PROBLEM: Gather all lines with the word "screenshot" in them.
─── MATERIAL ───
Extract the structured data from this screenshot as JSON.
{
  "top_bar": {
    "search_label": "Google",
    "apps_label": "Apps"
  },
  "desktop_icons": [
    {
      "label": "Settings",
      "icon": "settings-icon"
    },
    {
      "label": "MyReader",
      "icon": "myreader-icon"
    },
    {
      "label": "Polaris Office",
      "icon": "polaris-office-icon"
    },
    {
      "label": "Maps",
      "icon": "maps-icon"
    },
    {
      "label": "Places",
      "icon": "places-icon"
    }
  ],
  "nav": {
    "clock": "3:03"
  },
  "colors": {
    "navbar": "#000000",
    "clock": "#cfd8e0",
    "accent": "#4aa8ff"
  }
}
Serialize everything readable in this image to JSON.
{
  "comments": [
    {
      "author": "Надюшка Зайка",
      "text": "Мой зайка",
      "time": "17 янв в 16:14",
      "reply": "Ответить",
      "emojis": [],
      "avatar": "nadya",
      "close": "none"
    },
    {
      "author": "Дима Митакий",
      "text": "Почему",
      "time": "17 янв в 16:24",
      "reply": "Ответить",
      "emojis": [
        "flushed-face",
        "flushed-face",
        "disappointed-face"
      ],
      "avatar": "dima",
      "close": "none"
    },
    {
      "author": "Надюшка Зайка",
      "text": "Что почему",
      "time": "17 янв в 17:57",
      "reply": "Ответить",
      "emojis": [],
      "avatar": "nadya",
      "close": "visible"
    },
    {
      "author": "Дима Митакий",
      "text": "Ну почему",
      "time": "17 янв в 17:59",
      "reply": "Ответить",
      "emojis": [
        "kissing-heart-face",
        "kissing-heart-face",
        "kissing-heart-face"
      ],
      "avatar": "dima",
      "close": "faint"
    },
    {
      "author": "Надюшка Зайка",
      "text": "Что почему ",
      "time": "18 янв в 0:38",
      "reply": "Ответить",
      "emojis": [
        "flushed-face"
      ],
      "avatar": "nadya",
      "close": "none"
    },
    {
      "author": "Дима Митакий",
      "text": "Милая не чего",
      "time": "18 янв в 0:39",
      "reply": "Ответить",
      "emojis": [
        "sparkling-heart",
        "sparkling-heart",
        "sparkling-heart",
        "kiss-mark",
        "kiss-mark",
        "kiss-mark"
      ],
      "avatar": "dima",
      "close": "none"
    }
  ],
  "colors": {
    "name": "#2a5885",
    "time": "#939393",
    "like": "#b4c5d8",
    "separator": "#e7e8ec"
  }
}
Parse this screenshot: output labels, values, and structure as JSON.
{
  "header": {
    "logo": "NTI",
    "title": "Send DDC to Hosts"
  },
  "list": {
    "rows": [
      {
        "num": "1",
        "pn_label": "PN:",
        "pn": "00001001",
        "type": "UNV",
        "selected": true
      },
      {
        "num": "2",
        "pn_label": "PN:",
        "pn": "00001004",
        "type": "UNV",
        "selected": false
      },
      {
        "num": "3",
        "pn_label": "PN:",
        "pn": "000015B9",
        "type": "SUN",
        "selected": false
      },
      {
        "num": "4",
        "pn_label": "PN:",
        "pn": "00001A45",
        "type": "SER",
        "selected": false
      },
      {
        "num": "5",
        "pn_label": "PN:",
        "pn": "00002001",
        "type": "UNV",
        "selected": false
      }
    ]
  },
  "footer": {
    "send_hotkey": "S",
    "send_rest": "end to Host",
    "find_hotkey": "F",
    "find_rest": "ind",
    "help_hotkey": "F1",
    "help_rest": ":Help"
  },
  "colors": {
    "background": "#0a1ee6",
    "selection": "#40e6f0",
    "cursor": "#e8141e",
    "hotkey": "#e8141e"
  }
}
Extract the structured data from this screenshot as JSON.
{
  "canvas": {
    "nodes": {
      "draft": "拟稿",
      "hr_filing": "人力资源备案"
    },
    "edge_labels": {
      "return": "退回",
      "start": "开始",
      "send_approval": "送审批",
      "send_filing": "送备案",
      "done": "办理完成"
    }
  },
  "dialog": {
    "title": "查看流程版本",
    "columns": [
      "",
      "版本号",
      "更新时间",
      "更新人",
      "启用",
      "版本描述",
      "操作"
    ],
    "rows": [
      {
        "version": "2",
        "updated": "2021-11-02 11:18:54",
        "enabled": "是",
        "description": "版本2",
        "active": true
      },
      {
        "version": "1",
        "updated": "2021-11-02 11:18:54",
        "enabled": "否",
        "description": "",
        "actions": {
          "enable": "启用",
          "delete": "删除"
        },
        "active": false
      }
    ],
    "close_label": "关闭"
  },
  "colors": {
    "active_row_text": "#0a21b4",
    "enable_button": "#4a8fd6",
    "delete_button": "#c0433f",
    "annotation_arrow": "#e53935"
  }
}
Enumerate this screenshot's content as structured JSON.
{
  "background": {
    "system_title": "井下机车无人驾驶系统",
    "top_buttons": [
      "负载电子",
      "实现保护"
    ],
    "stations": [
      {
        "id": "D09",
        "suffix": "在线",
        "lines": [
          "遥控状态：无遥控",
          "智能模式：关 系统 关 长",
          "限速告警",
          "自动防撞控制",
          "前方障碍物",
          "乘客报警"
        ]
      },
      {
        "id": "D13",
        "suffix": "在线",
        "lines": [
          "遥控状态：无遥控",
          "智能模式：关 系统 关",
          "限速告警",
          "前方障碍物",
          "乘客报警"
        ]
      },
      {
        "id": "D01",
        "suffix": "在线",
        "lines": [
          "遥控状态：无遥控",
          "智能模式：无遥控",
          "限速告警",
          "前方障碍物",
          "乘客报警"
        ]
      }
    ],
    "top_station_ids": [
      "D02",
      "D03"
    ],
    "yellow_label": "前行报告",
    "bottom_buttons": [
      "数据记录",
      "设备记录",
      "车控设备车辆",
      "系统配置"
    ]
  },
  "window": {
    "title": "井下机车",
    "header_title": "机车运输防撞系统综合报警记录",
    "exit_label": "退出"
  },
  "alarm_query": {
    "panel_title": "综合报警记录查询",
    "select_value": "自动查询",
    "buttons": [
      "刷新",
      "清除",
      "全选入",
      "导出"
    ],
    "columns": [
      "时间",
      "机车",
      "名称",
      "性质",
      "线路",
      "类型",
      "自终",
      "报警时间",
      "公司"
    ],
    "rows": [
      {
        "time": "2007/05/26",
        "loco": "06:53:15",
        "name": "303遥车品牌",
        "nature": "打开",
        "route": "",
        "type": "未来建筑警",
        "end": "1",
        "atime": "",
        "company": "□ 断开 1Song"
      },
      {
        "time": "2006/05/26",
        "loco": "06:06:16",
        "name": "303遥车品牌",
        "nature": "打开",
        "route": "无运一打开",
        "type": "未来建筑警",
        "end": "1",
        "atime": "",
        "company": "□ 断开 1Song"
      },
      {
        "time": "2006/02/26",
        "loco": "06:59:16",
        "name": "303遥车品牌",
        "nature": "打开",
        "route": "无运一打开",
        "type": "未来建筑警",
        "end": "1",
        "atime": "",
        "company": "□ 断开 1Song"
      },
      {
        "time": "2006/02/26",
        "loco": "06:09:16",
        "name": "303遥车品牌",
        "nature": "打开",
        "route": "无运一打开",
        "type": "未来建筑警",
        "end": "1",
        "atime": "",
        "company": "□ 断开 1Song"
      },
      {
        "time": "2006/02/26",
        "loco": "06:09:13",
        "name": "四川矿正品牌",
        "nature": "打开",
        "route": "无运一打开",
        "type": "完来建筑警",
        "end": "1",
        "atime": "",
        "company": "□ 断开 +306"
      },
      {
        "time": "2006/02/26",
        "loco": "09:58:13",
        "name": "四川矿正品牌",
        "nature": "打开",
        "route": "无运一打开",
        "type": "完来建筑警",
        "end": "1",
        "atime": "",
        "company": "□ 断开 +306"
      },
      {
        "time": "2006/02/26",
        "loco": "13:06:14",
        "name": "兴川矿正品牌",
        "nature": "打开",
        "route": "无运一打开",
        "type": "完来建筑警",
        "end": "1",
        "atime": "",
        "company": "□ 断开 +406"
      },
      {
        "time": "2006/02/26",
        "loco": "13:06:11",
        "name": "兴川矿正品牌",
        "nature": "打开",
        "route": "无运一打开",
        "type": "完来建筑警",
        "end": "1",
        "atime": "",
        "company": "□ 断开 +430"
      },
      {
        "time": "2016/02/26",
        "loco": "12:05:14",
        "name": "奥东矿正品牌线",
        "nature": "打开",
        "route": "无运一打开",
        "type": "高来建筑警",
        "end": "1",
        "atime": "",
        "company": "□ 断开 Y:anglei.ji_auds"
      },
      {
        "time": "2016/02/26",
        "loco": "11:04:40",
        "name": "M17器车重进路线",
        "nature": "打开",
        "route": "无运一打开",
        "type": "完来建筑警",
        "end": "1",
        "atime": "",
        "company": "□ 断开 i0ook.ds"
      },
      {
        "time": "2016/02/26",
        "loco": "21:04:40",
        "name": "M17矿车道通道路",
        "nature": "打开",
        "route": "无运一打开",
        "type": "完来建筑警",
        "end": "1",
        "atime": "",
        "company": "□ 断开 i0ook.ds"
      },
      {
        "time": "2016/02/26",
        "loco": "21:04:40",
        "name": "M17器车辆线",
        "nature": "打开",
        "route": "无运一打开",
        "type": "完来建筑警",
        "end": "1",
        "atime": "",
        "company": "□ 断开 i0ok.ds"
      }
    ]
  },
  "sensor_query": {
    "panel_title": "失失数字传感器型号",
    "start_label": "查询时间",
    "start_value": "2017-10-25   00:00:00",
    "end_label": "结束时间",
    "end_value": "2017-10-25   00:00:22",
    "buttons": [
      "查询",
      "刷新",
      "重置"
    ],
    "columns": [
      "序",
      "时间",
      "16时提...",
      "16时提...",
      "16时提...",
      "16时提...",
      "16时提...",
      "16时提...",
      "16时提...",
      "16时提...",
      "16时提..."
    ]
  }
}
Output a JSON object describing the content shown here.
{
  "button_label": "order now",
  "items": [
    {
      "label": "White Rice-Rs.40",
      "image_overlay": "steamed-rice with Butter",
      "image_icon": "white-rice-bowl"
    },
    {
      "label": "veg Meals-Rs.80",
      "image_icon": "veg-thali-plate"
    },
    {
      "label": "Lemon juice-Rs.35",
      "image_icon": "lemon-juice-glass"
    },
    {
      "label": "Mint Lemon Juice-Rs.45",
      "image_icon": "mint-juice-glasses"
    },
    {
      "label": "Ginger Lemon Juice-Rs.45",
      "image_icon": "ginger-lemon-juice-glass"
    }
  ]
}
───
SOLUTION:
Extract the structured data from this screenshot as JSON.
Parse this screenshot: output labels, values, and structure as JSON.
Extract the structured data from this screenshot as JSON.
Enumerate this screenshot's content as structured JSON.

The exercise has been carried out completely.